(Stored entries)
● ● ● ●
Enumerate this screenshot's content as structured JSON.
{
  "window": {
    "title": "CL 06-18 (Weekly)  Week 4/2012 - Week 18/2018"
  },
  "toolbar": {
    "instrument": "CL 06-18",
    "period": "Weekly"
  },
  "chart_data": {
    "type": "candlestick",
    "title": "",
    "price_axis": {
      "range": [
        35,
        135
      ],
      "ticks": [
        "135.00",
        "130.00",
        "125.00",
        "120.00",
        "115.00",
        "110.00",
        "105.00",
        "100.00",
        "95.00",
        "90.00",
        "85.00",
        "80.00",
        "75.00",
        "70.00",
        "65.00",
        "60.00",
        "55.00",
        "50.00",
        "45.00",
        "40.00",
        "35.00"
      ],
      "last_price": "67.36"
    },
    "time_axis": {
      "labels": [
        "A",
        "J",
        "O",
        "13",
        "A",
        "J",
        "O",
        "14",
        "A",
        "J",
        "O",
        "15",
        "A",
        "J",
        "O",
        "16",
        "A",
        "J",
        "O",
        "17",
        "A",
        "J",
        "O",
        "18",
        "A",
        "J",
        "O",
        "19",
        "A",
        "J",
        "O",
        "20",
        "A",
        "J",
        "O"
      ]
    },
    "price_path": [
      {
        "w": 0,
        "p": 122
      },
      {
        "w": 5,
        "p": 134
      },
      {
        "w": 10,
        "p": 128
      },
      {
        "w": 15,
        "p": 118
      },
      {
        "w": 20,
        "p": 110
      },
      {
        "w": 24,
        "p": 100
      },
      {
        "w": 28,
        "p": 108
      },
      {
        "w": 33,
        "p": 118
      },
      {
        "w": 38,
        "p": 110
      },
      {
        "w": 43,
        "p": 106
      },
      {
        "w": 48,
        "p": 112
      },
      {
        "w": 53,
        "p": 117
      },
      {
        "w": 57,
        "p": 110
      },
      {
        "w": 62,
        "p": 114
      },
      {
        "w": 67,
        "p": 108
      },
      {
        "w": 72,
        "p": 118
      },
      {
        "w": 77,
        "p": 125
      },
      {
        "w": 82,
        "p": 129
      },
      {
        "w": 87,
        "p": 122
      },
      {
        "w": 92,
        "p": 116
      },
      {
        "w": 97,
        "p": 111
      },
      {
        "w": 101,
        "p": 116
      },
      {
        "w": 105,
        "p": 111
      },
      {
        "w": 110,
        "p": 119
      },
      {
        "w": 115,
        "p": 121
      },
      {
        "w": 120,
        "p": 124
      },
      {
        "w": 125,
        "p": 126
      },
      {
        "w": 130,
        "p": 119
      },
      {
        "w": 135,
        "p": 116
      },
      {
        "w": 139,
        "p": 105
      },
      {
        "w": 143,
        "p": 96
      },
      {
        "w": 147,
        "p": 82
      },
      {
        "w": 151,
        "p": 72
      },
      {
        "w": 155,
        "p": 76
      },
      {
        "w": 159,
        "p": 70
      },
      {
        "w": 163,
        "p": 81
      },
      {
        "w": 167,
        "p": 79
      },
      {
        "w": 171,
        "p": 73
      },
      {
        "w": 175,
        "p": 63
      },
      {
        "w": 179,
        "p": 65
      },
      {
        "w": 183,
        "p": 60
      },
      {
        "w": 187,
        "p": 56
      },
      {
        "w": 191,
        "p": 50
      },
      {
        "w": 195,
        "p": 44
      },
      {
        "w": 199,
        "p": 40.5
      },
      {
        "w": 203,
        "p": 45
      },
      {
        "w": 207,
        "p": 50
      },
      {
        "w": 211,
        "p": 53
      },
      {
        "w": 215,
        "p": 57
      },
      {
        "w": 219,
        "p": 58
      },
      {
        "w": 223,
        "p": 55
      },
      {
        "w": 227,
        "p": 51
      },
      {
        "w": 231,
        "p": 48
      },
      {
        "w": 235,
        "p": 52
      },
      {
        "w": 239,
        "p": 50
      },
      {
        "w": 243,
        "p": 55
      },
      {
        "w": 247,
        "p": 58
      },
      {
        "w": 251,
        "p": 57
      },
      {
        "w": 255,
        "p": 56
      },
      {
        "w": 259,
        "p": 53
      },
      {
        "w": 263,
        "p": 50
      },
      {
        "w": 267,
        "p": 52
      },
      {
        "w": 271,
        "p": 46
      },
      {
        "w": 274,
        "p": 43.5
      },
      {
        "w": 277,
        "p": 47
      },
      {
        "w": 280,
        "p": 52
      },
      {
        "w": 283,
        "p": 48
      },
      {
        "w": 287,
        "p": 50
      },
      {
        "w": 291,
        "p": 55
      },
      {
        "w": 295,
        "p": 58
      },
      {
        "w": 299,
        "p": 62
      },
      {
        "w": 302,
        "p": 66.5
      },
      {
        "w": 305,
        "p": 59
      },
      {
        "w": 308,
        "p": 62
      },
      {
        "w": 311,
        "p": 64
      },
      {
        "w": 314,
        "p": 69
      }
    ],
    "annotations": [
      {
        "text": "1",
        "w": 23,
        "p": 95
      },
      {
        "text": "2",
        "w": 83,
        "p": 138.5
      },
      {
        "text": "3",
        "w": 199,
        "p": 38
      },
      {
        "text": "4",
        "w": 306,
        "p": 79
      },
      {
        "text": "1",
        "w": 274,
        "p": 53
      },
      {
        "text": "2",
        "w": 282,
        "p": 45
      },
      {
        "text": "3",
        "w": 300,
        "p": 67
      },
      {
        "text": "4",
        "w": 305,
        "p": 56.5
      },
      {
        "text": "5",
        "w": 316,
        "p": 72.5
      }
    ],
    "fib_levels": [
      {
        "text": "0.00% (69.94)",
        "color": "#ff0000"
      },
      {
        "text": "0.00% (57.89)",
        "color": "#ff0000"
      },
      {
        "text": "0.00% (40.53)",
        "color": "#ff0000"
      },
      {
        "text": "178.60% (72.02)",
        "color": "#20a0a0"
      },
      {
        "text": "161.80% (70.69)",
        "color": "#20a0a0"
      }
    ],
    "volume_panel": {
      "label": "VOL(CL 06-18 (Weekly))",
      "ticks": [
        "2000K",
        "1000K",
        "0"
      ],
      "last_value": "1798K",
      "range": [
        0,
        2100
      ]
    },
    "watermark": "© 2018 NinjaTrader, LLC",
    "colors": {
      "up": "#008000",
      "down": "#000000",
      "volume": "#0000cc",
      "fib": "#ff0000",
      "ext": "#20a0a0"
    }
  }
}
● ● ● ●
**What this task involves:**
Set every line of the listing down word for word.

**Exercise solution:**
Enumerate this screenshot's content as structured JSON.
{
  "window": {
    "title": "CL 06-18 (Weekly)  Week 4/2012 - Week 18/2018"
  },
  "toolbar": {
    "instrument": "CL 06-18",
    "period": "Weekly"
  },
  "chart_data": {
    "type": "candlestick",
    "title": "",
    "price_axis": {
      "range": [
        35,
        135
      ],
      "ticks": [
        "135.00",
        "130.00",
        "125.00",
        "120.00",
        "115.00",
        "110.00",
        "105.00",
        "100.00",
        "95.00",
        "90.00",
        "85.00",
        "80.00",
        "75.00",
        "70.00",
        "65.00",
        "60.00",
        "55.00",
        "50.00",
        "45.00",
        "40.00",
        "35.00"
      ],
      "last_price": "67.36"
    },
    "time_axis": {
      "labels": [
        "A",
        "J",
        "O",
        "13",
        "A",
        "J",
        "O",
        "14",
        "A",
        "J",
        "O",
        "15",
        "A",
        "J",
        "O",
        "16",
        "A",
        "J",
        "O",
        "17",
        "A",
        "J",
        "O",
        "18",
        "A",
        "J",
        "O",
        "19",
        "A",
        "J",
        "O",
        "20",
        "A",
        "J",
        "O"
      ]
    },
    "price_path": [
      {
        "w": 0,
        "p": 122
      },
      {
        "w": 5,
        "p": 134
      },
      {
        "w": 10,
        "p": 128
      },
      {
        "w": 15,
        "p": 118
      },
      {
        "w": 20,
        "p": 110
      },
      {
        "w": 24,
        "p": 100
      },
      {
        "w": 28,
        "p": 108
      },
      {
        "w": 33,
        "p": 118
      },
      {
        "w": 38,
        "p": 110
      },
      {
        "w": 43,
        "p": 106
      },
      {
        "w": 48,
        "p": 112
      },
      {
        "w": 53,
        "p": 117
      },
      {
        "w": 57,
        "p": 110
      },
      {
        "w": 62,
        "p": 114
      },
      {
        "w": 67,
        "p": 108
      },
      {
        "w": 72,
        "p": 118
      },
      {
        "w": 77,
        "p": 125
      },
      {
        "w": 82,
        "p": 129
      },
      {
        "w": 87,
        "p": 122
      },
      {
        "w": 92,
        "p": 116
      },
      {
        "w": 97,
        "p": 111
      },
      {
        "w": 101,
        "p": 116
      },
      {
        "w": 105,
        "p": 111
      },
      {
        "w": 110,
        "p": 119
      },
      {
        "w": 115,
        "p": 121
      },
      {
        "w": 120,
        "p": 124
      },
      {
        "w": 125,
        "p": 126
      },
      {
        "w": 130,
        "p": 119
      },
      {
        "w": 135,
        "p": 116
      },
      {
        "w": 139,
        "p": 105
      },
      {
        "w": 143,
        "p": 96
      },
      {
        "w": 147,
        "p": 82
      },
      {
        "w": 151,
        "p": 72
      },
      {
        "w": 155,
        "p": 76
      },
      {
        "w": 159,
        "p": 70
      },
      {
        "w": 163,
        "p": 81
      },
      {
        "w": 167,
        "p": 79
      },
      {
        "w": 171,
        "p": 73
      },
      {
        "w": 175,
        "p": 63
      },
      {
        "w": 179,
        "p": 65
      },
      {
        "w": 183,
        "p": 60
      },
      {
        "w": 187,
        "p": 56
      },
      {
        "w": 191,
        "p": 50
      },
      {
        "w": 195,
        "p": 44
      },
      {
        "w": 199,
        "p": 40.5
      },
      {
        "w": 203,
        "p": 45
      },
      {
        "w": 207,
        "p": 50
      },
      {
        "w": 211,
        "p": 53
      },
      {
        "w": 215,
        "p": 57
      },
      {
        "w": 219,
        "p": 58
      },
      {
        "w": 223,
        "p": 55
      },
      {
        "w": 227,
        "p": 51
      },
      {
        "w": 231,
        "p": 48
      },
      {
        "w": 235,
        "p": 52
      },
      {
        "w": 239,
        "p": 50
      },
      {
        "w": 243,
        "p": 55
      },
      {
        "w": 247,
        "p": 58
      },
      {
        "w": 251,
        "p": 57
      },
      {
        "w": 255,
        "p": 56
      },
      {
        "w": 259,
        "p": 53
      },
      {
        "w": 263,
        "p": 50
      },
      {
        "w": 267,
        "p": 52
      },
      {
        "w": 271,
        "p": 46
      },
      {
        "w": 274,
        "p": 43.5
      },
      {
        "w": 277,
        "p": 47
      },
      {
        "w": 280,
        "p": 52
      },
      {
        "w": 283,
        "p": 48
      },
      {
        "w": 287,
        "p": 50
      },
      {
        "w": 291,
        "p": 55
      },
      {
        "w": 295,
        "p": 58
      },
      {
        "w": 299,
        "p": 62
      },
      {
        "w": 302,
        "p": 66.5
      },
      {
        "w": 305,
        "p": 59
      },
      {
        "w": 308,
        "p": 62
      },
      {
        "w": 311,
        "p": 64
      },
      {
        "w": 314,
        "p": 69
      }
    ],
    "annotations": [
      {
        "text": "1",
        "w": 23,
        "p": 95
      },
      {
        "text": "2",
        "w": 83,
        "p": 138.5
      },
      {
        "text": "3",
        "w": 199,
        "p": 38
      },
      {
        "text": "4",
        "w": 306,
        "p": 79
      },
      {
        "text": "1",
        "w": 274,
        "p": 53
      },
      {
        "text": "2",
        "w": 282,
        "p": 45
      },
      {
        "text": "3",
        "w": 300,
        "p": 67
      },
      {
        "text": "4",
        "w": 305,
        "p": 56.5
      },
      {
        "text": "5",
        "w": 316,
        "p": 72.5
      }
    ],
    "fib_levels": [
      {
        "text": "0.00% (69.94)",
        "color": "#ff0000"
      },
      {
        "text": "0.00% (57.89)",
        "color": "#ff0000"
      },
      {
        "text": "0.00% (40.53)",
        "color": "#ff0000"
      },
      {
        "text": "178.60% (72.02)",
        "color": "#20a0a0"
      },
      {
        "text": "161.80% (70.69)",
        "color": "#20a0a0"
      }
    ],
    "volume_panel": {
      "label": "VOL(CL 06-18 (Weekly))",
      "ticks": [
        "2000K",
        "1000K",
        "0"
      ],
      "last_value": "1798K",
      "range": [
        0,
        2100
      ]
    },
    "watermark": "© 2018 NinjaTrader, LLC",
    "colors": {
      "up": "#008000",
      "down": "#000000",
      "volume": "#0000cc",
      "fib": "#ff0000",
      "ext": "#20a0a0"
    }
  }
}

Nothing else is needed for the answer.